> **EXERCISE BRIEF**
How many lines in these records hold the string "Fcst"? Reply with the number alone.

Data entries

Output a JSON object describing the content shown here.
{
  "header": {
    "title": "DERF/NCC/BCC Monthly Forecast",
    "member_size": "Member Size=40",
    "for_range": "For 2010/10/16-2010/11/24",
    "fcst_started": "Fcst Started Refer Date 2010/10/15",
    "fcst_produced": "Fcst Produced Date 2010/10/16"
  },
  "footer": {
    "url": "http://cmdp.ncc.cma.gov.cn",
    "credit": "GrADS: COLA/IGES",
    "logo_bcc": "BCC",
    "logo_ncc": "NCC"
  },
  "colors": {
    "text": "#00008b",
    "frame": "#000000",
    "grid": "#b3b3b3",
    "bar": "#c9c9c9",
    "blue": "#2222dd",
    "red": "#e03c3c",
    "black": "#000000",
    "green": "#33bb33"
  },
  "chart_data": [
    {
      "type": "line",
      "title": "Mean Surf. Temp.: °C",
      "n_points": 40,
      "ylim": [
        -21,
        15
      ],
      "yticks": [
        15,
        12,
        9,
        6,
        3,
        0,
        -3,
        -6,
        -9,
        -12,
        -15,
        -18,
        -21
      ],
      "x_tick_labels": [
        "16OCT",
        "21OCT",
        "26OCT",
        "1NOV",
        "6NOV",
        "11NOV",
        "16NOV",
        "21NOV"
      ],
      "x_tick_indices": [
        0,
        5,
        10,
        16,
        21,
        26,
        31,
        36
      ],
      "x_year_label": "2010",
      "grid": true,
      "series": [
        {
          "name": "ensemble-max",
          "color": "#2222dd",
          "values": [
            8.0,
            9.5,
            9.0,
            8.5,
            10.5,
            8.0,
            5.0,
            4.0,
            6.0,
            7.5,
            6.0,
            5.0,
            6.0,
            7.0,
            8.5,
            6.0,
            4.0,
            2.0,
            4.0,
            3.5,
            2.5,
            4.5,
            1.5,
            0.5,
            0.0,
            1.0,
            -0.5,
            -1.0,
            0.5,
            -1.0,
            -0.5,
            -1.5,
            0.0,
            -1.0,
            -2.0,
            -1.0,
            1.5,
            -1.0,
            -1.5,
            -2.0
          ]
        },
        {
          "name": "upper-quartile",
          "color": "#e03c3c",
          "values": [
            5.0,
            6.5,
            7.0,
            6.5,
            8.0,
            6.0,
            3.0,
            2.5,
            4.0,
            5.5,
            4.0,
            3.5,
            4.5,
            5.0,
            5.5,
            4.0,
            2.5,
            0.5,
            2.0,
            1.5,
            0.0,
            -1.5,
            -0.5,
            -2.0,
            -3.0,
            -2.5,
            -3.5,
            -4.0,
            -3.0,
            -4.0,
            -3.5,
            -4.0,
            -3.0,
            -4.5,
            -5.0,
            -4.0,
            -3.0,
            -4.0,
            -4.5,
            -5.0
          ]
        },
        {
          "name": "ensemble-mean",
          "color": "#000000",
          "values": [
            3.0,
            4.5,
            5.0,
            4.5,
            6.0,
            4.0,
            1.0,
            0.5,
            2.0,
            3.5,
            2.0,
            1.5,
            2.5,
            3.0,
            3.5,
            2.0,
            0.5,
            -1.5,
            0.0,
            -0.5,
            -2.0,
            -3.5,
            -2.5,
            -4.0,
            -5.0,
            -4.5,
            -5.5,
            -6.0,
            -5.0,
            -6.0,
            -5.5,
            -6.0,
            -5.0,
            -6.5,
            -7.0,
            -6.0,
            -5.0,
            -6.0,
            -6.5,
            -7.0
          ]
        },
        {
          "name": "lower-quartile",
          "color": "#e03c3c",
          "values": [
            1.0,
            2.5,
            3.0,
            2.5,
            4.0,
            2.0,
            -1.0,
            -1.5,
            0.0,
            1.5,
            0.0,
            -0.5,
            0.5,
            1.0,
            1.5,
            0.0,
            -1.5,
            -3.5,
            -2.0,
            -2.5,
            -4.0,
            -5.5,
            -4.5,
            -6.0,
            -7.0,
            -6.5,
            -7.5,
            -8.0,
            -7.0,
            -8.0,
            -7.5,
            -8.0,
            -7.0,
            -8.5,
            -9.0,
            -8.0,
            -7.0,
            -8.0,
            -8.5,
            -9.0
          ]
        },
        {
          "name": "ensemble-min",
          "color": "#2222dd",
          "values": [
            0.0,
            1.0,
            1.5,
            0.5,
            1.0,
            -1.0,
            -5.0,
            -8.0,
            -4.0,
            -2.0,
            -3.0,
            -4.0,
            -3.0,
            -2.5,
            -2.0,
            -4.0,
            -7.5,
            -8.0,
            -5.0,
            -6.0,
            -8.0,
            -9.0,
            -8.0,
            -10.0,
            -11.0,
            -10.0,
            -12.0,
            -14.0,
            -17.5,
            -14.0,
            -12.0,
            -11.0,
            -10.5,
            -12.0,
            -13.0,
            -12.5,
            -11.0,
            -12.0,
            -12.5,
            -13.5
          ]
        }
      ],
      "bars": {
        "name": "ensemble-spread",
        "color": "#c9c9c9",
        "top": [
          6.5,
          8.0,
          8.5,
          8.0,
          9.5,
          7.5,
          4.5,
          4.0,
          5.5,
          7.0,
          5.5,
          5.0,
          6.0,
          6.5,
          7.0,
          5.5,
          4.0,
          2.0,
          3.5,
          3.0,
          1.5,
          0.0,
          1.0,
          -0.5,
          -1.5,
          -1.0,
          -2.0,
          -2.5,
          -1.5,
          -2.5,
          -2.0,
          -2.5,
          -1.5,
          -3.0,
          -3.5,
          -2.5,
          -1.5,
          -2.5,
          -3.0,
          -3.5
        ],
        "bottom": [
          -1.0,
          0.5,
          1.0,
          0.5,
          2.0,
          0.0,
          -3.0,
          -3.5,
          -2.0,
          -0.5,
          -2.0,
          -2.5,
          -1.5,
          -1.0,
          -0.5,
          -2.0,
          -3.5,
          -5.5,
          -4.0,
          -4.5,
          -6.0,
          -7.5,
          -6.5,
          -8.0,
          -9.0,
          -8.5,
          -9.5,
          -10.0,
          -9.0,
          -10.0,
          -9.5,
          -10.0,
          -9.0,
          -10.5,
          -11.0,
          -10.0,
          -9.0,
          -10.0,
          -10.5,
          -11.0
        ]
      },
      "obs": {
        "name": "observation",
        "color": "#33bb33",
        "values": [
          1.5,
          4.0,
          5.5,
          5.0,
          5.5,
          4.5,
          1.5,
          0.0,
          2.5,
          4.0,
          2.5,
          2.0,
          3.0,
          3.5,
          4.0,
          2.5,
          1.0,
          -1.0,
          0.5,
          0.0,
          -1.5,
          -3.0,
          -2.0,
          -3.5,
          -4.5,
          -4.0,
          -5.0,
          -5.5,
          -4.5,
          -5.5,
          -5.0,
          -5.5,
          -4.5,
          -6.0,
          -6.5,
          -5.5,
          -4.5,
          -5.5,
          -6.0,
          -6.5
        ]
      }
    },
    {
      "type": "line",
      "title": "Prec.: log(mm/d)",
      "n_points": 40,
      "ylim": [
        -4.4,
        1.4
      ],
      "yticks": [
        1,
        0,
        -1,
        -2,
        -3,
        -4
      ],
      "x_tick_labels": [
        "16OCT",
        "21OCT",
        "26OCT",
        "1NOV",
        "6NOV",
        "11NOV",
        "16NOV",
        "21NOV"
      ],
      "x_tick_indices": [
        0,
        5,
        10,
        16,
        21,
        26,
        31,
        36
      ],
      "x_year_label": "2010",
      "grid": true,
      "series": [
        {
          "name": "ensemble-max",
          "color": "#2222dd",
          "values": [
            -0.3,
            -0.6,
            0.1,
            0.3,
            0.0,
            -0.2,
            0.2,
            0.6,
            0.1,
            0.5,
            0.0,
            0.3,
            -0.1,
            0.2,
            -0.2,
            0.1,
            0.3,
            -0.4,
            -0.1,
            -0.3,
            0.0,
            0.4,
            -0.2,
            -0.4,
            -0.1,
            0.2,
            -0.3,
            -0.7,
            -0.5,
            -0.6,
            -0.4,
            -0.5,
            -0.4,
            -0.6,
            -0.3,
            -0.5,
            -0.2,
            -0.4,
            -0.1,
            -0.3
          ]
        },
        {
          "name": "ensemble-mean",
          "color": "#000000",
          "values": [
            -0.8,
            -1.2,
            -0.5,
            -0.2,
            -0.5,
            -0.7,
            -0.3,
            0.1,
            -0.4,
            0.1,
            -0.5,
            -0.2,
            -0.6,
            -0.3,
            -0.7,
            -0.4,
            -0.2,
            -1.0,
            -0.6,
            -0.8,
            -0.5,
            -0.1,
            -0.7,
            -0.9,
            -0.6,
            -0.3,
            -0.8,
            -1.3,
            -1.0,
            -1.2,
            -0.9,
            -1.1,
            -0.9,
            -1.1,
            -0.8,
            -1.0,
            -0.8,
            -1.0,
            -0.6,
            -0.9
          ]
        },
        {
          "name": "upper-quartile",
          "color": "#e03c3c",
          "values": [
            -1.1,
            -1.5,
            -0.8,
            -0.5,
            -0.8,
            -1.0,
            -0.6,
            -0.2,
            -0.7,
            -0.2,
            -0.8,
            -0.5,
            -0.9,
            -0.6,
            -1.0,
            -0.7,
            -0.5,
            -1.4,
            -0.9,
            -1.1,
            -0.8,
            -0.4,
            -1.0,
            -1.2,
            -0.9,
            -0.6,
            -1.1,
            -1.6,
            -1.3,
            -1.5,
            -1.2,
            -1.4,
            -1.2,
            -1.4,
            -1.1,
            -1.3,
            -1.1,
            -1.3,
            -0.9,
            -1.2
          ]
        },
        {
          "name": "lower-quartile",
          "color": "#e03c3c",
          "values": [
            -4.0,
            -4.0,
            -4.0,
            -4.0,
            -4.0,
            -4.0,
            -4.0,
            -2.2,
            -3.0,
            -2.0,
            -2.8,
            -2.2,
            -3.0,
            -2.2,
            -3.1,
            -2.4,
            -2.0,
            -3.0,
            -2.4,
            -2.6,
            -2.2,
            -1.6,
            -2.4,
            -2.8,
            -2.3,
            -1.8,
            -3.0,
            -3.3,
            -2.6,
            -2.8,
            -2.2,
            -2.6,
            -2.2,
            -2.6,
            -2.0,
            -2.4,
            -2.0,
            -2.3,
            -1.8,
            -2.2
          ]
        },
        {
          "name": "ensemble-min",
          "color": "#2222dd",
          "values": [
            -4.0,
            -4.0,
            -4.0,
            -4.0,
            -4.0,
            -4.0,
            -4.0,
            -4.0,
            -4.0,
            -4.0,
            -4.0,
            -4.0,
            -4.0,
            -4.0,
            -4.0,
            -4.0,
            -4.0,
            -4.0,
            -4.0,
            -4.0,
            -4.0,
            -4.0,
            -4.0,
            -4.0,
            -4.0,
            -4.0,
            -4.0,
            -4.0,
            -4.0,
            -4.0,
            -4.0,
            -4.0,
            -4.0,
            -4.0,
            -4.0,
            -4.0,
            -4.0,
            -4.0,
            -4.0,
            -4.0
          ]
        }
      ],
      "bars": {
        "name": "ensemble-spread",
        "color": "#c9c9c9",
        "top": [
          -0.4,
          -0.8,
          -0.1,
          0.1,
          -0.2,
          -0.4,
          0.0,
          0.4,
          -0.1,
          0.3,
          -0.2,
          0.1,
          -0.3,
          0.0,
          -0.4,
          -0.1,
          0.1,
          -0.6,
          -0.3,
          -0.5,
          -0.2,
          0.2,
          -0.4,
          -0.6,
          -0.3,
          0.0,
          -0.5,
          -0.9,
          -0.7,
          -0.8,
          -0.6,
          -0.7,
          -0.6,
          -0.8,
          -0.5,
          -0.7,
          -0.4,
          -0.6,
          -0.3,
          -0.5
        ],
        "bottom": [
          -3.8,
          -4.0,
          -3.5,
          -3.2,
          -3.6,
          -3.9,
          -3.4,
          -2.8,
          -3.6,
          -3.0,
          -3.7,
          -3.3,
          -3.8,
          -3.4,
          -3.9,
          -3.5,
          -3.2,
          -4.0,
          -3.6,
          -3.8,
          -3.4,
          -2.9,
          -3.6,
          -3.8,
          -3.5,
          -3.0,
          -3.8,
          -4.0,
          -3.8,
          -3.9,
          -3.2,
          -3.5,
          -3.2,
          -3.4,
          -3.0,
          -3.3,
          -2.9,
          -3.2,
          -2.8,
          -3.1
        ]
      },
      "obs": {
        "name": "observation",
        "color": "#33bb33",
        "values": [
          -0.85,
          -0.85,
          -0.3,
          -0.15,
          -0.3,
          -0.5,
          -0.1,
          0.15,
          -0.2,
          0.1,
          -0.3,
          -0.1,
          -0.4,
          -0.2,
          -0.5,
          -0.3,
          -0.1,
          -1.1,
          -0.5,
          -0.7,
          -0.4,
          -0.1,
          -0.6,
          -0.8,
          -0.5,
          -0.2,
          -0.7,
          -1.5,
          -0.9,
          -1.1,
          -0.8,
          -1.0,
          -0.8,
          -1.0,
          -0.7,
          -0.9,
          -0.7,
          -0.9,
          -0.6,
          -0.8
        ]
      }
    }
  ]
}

> **SOLUTION TO THE EXERCISE**
2